▶ Objective: Select all lines with the string "battery" in them, and copy those lines.

### Extracted entries ###

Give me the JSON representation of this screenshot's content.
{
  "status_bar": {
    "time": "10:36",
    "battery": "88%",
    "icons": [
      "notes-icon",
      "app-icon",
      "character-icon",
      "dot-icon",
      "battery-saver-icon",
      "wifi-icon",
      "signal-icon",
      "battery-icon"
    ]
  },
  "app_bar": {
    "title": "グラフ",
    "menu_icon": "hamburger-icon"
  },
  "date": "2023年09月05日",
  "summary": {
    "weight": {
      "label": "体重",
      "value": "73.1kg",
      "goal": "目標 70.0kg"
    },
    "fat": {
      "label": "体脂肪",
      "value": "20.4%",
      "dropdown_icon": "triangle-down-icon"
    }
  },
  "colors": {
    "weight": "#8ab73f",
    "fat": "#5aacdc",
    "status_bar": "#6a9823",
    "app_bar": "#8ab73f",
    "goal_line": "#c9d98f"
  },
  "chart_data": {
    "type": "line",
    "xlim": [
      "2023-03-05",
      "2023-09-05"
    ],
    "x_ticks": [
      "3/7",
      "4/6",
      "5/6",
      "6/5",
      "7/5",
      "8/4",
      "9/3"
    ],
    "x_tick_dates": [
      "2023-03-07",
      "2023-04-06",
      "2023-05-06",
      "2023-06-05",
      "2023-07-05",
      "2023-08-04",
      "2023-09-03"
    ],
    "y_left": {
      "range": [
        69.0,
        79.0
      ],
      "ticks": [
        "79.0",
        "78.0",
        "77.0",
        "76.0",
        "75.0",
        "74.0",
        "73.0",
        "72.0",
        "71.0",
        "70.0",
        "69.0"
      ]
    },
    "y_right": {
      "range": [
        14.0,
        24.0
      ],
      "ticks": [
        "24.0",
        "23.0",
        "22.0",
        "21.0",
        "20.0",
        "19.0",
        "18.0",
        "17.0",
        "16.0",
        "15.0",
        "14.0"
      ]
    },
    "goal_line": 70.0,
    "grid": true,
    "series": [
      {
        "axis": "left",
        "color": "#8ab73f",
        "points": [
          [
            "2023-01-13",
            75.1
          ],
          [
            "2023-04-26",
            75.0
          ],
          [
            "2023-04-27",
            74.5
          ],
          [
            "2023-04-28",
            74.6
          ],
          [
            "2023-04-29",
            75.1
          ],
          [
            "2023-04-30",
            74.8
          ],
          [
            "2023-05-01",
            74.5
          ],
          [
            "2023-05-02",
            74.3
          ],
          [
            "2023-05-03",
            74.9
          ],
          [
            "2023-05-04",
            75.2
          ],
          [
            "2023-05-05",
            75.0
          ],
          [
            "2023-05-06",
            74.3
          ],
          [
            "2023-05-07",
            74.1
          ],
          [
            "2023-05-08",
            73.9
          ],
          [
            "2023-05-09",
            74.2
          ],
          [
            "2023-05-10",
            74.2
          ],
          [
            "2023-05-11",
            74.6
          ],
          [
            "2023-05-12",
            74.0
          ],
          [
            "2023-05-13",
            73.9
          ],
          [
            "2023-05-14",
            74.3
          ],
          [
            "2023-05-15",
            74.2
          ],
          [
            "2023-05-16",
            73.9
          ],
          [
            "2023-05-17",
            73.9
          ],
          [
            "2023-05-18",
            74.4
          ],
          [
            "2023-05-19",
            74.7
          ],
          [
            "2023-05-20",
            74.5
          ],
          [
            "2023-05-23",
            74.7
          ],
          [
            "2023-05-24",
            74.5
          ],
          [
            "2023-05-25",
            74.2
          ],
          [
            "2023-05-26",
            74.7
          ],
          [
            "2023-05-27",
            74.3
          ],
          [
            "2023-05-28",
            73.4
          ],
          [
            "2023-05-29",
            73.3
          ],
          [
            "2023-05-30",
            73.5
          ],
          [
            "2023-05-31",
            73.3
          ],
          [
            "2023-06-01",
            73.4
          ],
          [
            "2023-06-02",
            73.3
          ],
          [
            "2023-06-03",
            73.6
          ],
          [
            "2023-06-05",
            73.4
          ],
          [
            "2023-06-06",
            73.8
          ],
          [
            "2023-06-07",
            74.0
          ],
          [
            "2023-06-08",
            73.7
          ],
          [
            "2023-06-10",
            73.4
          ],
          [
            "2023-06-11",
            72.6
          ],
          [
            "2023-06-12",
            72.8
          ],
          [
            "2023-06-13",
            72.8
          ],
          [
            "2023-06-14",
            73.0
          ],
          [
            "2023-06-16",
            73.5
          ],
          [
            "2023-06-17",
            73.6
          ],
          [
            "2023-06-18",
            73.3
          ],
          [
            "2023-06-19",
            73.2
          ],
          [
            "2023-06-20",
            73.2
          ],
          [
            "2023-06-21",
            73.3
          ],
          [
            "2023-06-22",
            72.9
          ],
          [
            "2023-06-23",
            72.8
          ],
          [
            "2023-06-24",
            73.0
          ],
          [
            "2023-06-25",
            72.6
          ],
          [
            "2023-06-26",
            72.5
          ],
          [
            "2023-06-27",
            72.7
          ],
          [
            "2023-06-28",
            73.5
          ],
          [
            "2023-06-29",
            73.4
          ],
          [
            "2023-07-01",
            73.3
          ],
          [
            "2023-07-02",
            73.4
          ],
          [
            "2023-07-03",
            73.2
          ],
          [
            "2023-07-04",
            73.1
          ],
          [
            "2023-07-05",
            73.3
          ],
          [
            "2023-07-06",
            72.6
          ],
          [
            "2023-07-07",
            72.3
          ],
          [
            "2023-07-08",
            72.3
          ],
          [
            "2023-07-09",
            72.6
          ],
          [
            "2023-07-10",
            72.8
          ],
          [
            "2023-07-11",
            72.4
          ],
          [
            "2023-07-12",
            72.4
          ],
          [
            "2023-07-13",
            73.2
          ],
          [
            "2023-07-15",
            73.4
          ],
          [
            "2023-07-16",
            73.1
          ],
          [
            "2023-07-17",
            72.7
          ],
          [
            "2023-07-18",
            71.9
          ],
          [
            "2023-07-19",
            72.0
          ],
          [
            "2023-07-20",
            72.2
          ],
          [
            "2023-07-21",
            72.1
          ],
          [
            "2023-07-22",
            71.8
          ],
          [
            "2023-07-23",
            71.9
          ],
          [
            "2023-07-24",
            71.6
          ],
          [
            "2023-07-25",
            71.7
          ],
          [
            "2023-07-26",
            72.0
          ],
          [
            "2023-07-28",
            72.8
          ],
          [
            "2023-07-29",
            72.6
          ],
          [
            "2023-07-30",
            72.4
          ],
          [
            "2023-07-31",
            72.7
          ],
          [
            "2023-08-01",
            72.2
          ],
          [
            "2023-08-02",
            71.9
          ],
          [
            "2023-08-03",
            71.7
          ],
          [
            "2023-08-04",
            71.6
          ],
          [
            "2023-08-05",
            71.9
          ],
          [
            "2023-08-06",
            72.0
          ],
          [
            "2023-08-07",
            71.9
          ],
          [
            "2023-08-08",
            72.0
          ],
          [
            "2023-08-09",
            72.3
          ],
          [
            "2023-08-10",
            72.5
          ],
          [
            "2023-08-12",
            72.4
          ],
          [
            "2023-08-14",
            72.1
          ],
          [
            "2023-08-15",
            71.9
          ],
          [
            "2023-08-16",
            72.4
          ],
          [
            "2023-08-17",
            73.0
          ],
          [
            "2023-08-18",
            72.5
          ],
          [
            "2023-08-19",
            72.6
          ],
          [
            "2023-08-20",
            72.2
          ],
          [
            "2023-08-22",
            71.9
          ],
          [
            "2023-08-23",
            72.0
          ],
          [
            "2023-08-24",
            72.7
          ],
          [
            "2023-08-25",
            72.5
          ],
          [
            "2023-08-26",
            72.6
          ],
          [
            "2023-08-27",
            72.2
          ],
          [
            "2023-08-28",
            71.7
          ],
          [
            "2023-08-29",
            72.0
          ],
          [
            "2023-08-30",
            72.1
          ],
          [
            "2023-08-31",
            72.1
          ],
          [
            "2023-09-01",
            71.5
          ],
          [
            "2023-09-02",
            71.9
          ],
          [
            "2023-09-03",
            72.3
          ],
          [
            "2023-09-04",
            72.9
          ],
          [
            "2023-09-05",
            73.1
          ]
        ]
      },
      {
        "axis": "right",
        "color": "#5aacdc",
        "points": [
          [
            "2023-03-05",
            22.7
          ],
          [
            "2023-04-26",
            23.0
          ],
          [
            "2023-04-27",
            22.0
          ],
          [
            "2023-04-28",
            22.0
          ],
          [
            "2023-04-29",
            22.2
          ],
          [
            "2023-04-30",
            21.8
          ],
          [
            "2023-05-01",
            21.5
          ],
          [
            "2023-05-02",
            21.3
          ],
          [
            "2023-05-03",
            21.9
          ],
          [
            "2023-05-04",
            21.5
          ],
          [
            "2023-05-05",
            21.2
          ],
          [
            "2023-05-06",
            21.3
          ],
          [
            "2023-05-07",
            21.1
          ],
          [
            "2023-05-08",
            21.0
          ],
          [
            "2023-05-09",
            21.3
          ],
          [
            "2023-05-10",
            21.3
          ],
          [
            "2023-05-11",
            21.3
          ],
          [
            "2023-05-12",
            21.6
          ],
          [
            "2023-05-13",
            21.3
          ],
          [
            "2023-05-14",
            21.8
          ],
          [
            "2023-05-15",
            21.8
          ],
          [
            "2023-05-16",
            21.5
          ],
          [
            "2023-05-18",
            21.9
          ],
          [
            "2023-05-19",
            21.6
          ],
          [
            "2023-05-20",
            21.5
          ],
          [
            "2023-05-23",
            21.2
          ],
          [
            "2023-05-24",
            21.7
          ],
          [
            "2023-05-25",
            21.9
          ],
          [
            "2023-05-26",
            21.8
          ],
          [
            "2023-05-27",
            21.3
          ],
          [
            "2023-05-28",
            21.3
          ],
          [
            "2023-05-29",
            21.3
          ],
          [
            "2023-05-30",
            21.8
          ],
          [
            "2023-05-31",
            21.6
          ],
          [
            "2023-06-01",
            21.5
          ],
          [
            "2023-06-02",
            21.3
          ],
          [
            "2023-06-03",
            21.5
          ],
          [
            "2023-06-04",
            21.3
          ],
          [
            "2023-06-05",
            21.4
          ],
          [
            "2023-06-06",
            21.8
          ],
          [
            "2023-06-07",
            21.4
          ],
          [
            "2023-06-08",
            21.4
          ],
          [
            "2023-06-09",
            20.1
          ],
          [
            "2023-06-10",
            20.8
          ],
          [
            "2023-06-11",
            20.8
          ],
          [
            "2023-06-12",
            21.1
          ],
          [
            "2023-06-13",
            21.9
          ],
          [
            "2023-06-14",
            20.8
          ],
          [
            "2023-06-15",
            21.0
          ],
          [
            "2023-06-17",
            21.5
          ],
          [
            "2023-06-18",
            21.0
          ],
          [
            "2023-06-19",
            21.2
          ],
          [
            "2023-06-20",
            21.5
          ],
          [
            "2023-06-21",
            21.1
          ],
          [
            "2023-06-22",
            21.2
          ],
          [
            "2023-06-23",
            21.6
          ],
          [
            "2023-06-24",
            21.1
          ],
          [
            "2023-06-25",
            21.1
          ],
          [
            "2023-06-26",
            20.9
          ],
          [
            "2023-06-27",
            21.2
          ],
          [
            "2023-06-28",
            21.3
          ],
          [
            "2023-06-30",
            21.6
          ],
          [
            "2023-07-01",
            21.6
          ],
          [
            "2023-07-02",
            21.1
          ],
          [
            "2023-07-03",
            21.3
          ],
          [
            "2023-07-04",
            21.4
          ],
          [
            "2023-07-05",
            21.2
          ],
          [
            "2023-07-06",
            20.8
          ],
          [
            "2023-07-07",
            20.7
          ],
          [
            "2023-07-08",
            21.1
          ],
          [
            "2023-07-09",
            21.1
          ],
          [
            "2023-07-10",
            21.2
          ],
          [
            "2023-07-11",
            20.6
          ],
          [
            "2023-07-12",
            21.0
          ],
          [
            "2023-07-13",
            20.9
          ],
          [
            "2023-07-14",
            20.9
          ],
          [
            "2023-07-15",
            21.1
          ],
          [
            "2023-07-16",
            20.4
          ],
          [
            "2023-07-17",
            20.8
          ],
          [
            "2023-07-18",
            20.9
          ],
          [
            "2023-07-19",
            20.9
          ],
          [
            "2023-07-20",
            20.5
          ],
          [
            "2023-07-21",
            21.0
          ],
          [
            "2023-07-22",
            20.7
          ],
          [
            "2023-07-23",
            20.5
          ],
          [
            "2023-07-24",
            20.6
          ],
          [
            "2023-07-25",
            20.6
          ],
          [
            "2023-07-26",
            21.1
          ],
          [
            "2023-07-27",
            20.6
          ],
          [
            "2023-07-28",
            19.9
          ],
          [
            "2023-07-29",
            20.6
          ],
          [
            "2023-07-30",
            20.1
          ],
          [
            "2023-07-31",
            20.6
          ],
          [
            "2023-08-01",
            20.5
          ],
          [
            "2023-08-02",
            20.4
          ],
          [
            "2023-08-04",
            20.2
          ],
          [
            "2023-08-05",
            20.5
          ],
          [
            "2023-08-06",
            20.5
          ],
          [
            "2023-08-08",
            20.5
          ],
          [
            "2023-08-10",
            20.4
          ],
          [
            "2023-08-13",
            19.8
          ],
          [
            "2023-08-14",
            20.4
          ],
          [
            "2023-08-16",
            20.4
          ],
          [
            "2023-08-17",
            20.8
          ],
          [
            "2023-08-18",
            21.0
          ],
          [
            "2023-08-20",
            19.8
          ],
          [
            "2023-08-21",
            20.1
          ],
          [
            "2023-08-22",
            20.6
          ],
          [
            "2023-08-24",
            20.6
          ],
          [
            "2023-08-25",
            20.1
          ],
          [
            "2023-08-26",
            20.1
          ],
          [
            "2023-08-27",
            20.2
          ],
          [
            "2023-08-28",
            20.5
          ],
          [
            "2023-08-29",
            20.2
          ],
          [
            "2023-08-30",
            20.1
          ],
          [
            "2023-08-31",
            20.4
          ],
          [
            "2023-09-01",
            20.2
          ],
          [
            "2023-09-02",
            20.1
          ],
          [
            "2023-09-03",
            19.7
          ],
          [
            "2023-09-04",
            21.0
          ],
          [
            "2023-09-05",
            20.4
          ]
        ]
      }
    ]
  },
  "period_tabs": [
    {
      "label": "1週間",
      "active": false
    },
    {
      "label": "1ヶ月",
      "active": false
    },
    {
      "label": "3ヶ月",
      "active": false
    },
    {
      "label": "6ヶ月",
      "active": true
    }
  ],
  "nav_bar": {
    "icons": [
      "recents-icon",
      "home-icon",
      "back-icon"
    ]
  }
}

###

▶ The reply:
    "battery": "88%",
      "battery-saver-icon",
      "battery-icon"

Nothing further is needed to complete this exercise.